** START OF DATA RECORDS **

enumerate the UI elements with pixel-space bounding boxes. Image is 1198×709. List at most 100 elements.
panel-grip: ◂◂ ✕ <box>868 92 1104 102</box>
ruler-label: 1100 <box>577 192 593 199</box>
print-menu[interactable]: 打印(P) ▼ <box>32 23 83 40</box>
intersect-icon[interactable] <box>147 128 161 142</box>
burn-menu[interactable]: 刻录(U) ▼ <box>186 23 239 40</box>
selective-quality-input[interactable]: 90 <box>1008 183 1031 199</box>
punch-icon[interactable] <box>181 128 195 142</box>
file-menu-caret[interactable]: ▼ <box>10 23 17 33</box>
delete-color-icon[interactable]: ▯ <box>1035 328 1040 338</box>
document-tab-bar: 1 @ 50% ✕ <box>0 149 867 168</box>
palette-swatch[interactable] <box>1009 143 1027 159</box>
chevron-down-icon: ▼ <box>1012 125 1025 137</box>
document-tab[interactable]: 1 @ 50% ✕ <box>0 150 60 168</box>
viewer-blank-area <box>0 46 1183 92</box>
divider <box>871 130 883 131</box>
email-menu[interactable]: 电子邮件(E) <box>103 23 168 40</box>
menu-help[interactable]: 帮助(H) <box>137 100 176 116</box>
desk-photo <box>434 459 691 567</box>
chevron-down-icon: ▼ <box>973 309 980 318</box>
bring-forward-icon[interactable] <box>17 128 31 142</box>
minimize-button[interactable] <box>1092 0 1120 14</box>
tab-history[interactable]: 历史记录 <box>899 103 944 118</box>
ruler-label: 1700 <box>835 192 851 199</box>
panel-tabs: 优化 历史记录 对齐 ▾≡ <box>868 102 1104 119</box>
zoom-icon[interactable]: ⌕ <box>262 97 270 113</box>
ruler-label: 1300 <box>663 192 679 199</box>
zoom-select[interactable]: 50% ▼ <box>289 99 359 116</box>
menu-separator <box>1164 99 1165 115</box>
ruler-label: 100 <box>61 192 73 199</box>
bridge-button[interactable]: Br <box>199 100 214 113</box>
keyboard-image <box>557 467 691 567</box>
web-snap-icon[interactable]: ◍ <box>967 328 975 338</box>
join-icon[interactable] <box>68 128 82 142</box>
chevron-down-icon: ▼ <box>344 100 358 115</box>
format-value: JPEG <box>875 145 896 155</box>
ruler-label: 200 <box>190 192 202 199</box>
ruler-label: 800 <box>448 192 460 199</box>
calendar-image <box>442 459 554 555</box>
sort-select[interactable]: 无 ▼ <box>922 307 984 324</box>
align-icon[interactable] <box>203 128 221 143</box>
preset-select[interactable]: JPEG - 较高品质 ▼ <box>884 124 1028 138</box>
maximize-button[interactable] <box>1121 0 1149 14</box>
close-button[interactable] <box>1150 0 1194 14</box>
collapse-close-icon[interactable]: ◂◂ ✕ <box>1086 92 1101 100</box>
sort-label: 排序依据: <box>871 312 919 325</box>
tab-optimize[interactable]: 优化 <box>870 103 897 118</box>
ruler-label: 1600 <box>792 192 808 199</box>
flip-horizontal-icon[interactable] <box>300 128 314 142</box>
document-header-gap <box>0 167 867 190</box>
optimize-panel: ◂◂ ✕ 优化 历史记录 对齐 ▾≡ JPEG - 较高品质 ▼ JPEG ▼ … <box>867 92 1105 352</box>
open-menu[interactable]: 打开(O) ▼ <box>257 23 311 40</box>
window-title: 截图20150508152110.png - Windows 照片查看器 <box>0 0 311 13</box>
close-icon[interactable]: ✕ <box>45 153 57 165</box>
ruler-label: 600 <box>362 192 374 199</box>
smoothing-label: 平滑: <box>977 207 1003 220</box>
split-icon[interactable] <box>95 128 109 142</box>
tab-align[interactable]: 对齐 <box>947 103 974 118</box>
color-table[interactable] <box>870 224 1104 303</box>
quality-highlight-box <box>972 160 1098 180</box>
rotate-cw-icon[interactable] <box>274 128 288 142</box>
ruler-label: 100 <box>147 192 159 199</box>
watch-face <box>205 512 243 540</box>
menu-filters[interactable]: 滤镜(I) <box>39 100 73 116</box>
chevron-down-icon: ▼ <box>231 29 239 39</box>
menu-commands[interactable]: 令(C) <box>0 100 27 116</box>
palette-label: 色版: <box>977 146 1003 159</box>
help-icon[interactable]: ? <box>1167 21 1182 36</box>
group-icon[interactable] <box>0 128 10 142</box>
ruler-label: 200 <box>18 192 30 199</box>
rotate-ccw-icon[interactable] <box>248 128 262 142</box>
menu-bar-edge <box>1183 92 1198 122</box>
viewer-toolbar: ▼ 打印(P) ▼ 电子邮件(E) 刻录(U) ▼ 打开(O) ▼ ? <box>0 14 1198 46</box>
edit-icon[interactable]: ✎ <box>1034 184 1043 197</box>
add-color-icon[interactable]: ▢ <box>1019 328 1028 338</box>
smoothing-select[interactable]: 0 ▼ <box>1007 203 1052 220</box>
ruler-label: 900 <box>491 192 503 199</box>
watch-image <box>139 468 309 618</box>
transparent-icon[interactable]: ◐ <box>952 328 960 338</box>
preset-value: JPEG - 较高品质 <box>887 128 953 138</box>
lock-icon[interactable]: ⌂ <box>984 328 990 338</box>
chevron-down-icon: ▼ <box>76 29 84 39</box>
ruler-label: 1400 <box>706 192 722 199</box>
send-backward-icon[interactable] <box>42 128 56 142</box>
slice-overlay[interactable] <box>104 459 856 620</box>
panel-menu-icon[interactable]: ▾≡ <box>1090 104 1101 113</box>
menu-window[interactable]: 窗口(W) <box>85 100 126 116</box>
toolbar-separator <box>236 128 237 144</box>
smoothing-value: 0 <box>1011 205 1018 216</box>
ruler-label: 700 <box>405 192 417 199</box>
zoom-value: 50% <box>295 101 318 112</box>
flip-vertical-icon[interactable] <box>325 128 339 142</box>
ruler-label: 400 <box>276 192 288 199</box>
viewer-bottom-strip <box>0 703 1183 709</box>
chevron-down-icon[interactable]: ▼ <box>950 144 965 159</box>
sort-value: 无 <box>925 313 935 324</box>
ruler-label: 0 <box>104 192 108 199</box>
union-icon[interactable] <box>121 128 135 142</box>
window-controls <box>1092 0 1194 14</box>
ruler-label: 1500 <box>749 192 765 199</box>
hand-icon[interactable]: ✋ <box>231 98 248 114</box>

** END OF DATA RECORDS **

▶ STATED TASK
Can you repeat everything from the first line of the material down to the line containing "document-tab-bar: 1 @", including that line?

▶ WORKED SOLUTION
enumerate the UI elements with pixel-space bounding boxes. Image is 1198×709. List at most 100 elements.
panel-grip: ◂◂ ✕ <box>868 92 1104 102</box>
ruler-label: 1100 <box>577 192 593 199</box>
print-menu[interactable]: 打印(P) ▼ <box>32 23 83 40</box>
intersect-icon[interactable] <box>147 128 161 142</box>
burn-menu[interactable]: 刻录(U) ▼ <box>186 23 239 40</box>
selective-quality-input[interactable]: 90 <box>1008 183 1031 199</box>
punch-icon[interactable] <box>181 128 195 142</box>
file-menu-caret[interactable]: ▼ <box>10 23 17 33</box>
delete-color-icon[interactable]: ▯ <box>1035 328 1040 338</box>
document-tab-bar: 1 @ 50% ✕ <box>0 149 867 168</box>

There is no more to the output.